OBJECTIVE >>
Locate every line in the records below that contains the word "Read", and copy each one.

RAW RECORDS >>
- - - -
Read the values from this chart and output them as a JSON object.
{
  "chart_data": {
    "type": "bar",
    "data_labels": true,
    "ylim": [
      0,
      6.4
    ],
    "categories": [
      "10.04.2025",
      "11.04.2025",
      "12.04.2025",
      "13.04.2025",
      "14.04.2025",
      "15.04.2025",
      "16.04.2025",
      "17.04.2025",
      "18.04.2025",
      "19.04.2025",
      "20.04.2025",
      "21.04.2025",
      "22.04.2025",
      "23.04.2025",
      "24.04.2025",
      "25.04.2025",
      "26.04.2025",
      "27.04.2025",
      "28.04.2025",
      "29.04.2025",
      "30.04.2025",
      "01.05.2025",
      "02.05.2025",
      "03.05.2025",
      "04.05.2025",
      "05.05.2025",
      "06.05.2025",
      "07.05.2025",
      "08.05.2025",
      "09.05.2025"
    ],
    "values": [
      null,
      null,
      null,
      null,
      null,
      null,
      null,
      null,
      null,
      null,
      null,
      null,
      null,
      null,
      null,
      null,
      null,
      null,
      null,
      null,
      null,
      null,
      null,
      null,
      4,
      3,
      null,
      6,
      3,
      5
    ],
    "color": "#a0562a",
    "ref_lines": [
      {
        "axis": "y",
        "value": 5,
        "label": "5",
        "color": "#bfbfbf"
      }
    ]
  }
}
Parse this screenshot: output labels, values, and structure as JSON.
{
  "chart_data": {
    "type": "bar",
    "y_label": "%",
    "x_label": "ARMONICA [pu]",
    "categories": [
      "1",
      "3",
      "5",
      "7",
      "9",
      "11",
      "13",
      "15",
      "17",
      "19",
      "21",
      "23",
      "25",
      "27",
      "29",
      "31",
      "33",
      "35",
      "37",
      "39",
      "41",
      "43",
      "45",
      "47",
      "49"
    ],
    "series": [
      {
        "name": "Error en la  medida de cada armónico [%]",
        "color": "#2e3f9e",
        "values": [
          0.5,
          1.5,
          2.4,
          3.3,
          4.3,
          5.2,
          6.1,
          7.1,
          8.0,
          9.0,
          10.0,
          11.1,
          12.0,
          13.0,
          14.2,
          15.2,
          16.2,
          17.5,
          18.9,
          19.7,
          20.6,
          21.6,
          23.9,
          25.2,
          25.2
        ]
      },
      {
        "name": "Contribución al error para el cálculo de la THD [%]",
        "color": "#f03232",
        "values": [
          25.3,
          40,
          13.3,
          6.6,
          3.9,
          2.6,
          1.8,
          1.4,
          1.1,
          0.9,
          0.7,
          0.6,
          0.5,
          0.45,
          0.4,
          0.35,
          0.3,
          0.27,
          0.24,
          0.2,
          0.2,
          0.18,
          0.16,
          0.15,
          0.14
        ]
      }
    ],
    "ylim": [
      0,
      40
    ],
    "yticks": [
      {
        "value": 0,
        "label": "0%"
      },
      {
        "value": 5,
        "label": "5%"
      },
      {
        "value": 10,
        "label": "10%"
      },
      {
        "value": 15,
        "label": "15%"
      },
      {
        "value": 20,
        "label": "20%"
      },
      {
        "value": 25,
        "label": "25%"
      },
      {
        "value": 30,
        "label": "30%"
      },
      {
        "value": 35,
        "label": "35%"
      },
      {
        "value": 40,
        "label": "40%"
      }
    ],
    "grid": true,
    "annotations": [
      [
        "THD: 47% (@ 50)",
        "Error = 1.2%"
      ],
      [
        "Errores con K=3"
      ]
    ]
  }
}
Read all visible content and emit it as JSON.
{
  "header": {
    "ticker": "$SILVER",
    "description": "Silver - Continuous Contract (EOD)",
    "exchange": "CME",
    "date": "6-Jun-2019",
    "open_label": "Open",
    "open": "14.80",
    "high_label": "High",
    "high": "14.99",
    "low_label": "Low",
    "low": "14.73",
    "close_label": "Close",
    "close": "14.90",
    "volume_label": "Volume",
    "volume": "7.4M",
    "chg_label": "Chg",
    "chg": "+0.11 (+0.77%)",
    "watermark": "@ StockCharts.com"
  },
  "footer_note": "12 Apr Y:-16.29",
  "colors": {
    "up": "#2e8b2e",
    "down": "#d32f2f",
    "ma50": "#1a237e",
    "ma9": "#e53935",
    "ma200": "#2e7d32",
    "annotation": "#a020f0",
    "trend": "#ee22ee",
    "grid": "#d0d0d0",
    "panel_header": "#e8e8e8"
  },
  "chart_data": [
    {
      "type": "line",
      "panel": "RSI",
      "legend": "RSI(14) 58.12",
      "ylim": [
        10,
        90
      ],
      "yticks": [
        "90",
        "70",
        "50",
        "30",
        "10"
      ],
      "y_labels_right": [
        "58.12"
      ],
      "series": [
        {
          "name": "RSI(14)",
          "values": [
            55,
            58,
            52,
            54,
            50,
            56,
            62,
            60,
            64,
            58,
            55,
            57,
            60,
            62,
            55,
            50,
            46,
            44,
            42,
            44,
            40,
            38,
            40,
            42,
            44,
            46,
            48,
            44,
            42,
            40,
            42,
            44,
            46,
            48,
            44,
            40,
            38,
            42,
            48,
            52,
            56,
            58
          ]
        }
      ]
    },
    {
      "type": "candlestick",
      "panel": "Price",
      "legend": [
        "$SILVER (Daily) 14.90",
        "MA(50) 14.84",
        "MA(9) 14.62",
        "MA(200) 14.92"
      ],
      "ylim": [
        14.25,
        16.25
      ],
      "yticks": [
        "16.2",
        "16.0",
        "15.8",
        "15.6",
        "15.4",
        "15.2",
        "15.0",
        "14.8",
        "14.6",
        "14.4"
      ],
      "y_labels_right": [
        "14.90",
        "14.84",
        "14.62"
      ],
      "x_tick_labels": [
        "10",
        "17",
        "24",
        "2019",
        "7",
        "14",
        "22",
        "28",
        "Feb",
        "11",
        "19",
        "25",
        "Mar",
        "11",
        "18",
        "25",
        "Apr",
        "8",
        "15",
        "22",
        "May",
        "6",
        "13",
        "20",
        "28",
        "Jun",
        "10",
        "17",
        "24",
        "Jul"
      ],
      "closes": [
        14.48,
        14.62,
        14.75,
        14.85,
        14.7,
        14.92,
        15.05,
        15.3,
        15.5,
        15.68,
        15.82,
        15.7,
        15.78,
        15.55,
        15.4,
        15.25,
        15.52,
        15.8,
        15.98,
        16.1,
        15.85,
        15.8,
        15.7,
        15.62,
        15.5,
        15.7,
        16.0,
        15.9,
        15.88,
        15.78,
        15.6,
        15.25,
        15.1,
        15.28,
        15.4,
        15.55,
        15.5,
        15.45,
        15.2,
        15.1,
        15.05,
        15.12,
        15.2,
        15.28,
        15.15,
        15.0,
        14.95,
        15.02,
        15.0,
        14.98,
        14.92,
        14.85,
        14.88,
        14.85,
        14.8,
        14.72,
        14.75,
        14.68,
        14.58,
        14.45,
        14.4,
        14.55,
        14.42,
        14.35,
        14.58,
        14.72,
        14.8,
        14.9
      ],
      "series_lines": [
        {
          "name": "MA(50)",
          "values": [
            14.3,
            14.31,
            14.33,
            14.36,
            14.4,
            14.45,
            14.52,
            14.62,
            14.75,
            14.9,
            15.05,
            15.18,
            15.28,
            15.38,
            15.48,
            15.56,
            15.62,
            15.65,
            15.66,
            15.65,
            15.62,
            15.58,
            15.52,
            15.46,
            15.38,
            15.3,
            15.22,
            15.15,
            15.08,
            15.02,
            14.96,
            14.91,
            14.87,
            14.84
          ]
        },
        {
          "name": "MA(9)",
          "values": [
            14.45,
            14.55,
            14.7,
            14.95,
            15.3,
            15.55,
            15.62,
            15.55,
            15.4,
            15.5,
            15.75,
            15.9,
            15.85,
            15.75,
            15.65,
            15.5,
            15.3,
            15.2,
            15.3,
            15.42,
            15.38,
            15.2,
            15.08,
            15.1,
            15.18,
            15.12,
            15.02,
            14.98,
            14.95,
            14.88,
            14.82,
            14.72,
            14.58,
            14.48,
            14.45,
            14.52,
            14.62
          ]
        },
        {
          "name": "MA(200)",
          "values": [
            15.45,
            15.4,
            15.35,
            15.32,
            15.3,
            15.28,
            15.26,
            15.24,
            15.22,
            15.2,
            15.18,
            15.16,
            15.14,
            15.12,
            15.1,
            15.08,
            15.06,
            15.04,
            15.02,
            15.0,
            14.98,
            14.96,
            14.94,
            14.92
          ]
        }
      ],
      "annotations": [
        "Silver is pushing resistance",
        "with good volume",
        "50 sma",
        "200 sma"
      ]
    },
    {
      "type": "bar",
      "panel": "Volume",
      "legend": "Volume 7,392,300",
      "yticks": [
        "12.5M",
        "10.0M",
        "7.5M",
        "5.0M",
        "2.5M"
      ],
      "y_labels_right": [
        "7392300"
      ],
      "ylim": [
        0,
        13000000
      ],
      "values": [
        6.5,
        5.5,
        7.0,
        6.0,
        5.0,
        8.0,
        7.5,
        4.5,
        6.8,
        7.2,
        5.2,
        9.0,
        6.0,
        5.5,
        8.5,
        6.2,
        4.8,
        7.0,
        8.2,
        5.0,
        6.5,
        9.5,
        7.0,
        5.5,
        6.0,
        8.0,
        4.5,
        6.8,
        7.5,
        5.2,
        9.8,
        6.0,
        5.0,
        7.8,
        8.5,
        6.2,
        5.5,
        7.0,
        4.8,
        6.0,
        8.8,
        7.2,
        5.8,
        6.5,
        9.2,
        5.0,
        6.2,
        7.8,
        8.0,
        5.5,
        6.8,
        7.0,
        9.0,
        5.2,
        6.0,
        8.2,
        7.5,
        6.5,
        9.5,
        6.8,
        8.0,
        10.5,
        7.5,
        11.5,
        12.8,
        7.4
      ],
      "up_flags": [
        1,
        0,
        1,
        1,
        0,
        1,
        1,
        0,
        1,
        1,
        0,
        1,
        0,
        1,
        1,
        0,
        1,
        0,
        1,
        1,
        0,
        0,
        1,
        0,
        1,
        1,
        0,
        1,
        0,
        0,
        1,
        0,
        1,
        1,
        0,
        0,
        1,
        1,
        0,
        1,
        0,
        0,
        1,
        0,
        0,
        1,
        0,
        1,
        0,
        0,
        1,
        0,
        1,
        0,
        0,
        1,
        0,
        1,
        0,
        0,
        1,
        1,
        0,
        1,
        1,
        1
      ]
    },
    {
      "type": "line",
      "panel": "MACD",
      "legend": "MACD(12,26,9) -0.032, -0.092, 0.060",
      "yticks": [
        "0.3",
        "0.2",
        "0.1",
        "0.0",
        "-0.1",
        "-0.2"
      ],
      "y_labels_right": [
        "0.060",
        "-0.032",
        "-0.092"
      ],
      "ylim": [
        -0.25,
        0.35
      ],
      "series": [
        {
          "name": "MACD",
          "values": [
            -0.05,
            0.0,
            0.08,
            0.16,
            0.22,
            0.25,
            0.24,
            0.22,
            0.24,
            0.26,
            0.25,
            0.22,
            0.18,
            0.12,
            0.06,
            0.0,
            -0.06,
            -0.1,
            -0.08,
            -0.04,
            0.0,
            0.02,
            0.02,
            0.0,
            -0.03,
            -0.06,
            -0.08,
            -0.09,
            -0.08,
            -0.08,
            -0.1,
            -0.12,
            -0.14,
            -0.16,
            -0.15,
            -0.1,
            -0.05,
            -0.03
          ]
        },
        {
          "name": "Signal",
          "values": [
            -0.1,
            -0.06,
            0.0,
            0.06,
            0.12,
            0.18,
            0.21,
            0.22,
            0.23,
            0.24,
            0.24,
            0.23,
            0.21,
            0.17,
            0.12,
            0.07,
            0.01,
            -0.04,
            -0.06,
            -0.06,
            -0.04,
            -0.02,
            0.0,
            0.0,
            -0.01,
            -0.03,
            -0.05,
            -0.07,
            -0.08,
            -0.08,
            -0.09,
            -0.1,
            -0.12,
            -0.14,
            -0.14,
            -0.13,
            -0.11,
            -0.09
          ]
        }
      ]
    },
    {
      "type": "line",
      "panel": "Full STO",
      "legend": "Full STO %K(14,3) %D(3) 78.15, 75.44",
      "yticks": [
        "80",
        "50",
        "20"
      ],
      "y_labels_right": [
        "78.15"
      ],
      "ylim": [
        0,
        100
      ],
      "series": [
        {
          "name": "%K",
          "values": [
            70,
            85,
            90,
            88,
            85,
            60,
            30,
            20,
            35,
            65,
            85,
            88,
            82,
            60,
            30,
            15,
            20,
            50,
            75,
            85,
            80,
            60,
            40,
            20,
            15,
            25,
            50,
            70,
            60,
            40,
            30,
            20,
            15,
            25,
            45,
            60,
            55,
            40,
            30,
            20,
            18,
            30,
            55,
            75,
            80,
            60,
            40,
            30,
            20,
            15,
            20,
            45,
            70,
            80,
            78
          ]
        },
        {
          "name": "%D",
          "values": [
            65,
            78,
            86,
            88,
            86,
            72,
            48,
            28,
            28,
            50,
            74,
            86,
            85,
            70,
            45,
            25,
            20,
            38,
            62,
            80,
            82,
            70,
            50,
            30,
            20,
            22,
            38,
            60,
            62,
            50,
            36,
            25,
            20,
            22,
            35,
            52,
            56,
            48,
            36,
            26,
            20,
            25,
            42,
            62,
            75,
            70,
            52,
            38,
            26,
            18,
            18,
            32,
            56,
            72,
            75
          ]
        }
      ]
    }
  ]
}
- - - -
COMPLETED TASK >>
Read the values from this chart and output them as a JSON object.
Read all visible content and emit it as JSON.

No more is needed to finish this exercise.